§ **EXERCISE OBJECTIVE**
Write out all the data again, exactly as it stands.

§ **SUPPLIED DATA**
━━━━━━━━━━━━━━━━

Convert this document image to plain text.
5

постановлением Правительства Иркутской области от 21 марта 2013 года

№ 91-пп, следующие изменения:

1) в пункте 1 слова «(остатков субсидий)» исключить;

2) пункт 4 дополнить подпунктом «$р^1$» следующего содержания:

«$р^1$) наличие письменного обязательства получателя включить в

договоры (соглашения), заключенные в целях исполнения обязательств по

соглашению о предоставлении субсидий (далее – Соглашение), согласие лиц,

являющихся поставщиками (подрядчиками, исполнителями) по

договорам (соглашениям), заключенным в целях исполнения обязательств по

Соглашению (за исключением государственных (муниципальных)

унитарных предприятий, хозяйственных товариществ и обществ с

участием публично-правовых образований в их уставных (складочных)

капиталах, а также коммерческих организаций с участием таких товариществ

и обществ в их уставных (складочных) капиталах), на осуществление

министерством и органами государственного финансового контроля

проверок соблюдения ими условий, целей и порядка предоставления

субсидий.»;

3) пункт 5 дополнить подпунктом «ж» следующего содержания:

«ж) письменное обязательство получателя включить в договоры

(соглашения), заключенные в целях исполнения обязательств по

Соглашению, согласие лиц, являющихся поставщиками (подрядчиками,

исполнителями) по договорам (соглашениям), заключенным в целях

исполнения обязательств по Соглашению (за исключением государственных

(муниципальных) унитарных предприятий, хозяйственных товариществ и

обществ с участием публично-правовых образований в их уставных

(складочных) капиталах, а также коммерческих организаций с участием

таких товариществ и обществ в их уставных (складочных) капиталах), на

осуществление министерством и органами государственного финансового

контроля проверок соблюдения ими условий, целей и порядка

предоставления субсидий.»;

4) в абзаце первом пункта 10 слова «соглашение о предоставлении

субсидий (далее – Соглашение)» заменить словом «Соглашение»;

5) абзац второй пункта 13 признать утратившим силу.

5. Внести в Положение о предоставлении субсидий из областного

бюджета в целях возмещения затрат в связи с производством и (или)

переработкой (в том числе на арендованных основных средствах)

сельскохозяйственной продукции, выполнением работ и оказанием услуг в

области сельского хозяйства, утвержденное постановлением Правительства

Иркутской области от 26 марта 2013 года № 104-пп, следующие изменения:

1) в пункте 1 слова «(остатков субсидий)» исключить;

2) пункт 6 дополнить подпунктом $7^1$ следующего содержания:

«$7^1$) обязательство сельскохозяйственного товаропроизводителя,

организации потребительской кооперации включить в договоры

━━━━━━━━━━━━━━━━

§ **SOLUTION TO THE EXERCISE**
Convert this document image to plain text.
5

постановлением Правительства Иркутской области от 21 марта 2013 года

№ 91-пп, следующие изменения:

1) в пункте 1 слова «(остатков субсидий)» исключить;

2) пункт 4 дополнить подпунктом «$р^1$» следующего содержания:

«$р^1$) наличие письменного обязательства получателя включить в

договоры (соглашения), заключенные в целях исполнения обязательств по

соглашению о предоставлении субсидий (далее – Соглашение), согласие лиц,

являющихся поставщиками (подрядчиками, исполнителями) по

договорам (соглашениям), заключенным в целях исполнения обязательств по

Соглашению (за исключением государственных (муниципальных)

унитарных предприятий, хозяйственных товариществ и обществ с

участием публично-правовых образований в их уставных (складочных)

капиталах, а также коммерческих организаций с участием таких товариществ

и обществ в их уставных (складочных) капиталах), на осуществление

министерством и органами государственного финансового контроля

проверок соблюдения ими условий, целей и порядка предоставления

субсидий.»;

3) пункт 5 дополнить подпунктом «ж» следующего содержания:

«ж) письменное обязательство получателя включить в договоры

(соглашения), заключенные в целях исполнения обязательств по

Соглашению, согласие лиц, являющихся поставщиками (подрядчиками,

исполнителями) по договорам (соглашениям), заключенным в целях

исполнения обязательств по Соглашению (за исключением государственных

(муниципальных) унитарных предприятий, хозяйственных товариществ и

обществ с участием публично-правовых образований в их уставных

(складочных) капиталах, а также коммерческих организаций с участием

таких товариществ и обществ в их уставных (складочных) капиталах), на

осуществление министерством и органами государственного финансового

контроля проверок соблюдения ими условий, целей и порядка

предоставления субсидий.»;

4) в абзаце первом пункта 10 слова «соглашение о предоставлении

субсидий (далее – Соглашение)» заменить словом «Соглашение»;

5) абзац второй пункта 13 признать утратившим силу.

5. Внести в Положение о предоставлении субсидий из областного

бюджета в целях возмещения затрат в связи с производством и (или)

переработкой (в том числе на арендованных основных средствах)

сельскохозяйственной продукции, выполнением работ и оказанием услуг в

области сельского хозяйства, утвержденное постановлением Правительства

Иркутской области от 26 марта 2013 года № 104-пп, следующие изменения:

1) в пункте 1 слова «(остатков субсидий)» исключить;

2) пункт 6 дополнить подпунктом $7^1$ следующего содержания:

«$7^1$) обязательство сельскохозяйственного товаропроизводителя,

организации потребительской кооперации включить в договоры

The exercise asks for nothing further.